→ **Set problem**: Copy each line below in which the word "артерии" occurs.
— Begin Given data —
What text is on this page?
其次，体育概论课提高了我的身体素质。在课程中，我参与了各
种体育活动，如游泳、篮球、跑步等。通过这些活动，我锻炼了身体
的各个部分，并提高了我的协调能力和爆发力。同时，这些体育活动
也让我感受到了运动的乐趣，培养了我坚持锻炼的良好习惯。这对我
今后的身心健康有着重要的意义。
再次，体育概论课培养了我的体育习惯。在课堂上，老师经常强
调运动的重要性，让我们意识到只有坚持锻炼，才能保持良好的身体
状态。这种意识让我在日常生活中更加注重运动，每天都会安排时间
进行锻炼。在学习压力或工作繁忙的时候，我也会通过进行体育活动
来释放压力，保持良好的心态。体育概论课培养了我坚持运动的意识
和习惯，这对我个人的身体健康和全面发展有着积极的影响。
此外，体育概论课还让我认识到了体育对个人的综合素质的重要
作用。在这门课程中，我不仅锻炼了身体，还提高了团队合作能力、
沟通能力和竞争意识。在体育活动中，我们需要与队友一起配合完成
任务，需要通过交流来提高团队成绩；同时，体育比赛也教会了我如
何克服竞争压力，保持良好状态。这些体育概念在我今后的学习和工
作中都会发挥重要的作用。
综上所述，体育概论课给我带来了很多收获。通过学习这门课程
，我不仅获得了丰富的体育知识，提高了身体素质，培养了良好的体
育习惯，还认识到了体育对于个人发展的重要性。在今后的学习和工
— End Given data —
— Begin Given data —
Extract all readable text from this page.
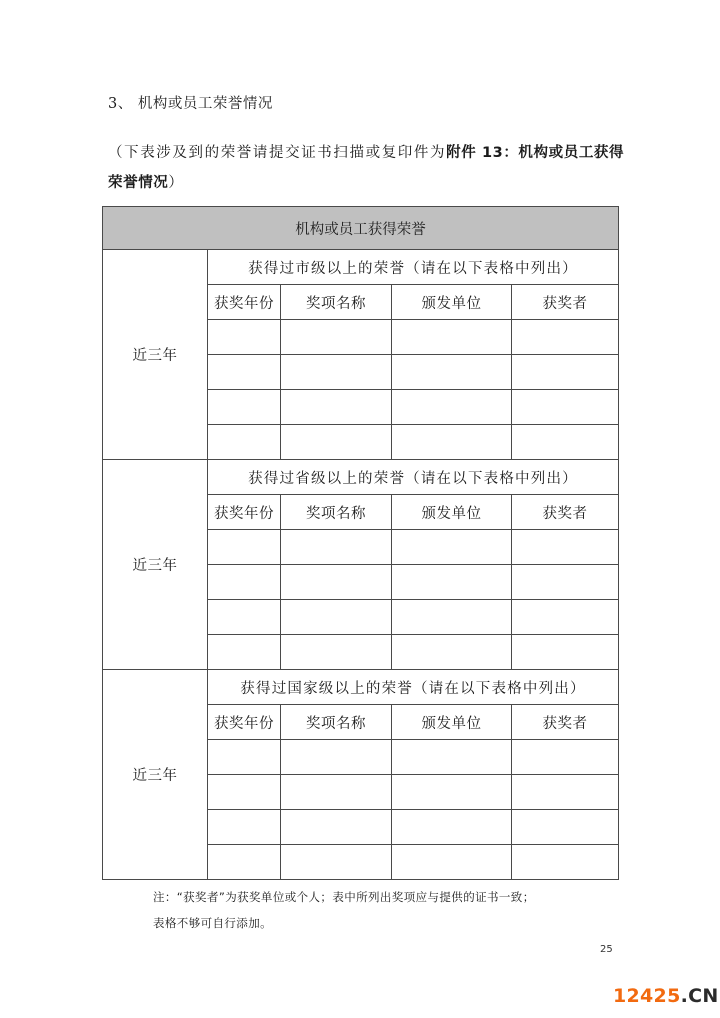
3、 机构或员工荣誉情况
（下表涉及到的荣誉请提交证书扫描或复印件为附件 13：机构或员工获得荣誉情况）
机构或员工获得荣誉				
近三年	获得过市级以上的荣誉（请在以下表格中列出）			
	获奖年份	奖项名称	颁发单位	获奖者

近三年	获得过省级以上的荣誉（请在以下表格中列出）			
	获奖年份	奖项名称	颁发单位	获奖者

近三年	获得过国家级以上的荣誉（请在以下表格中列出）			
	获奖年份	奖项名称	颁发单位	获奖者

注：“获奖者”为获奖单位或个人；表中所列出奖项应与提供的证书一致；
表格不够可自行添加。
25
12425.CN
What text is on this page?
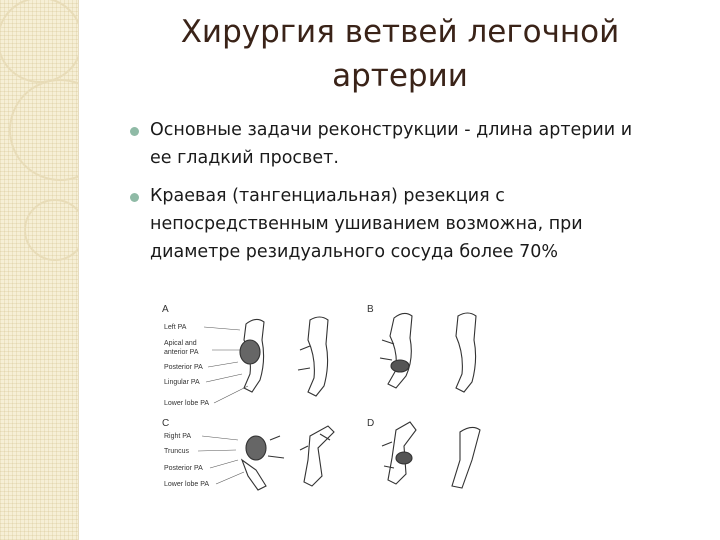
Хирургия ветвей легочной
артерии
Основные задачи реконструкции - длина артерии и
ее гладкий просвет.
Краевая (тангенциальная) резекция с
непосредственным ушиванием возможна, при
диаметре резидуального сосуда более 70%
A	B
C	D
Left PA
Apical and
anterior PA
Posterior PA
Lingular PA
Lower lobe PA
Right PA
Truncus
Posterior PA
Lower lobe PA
— End Given data —
→ **Answer to this problem**:
артерии
Основные задачи реконструкции - длина артерии и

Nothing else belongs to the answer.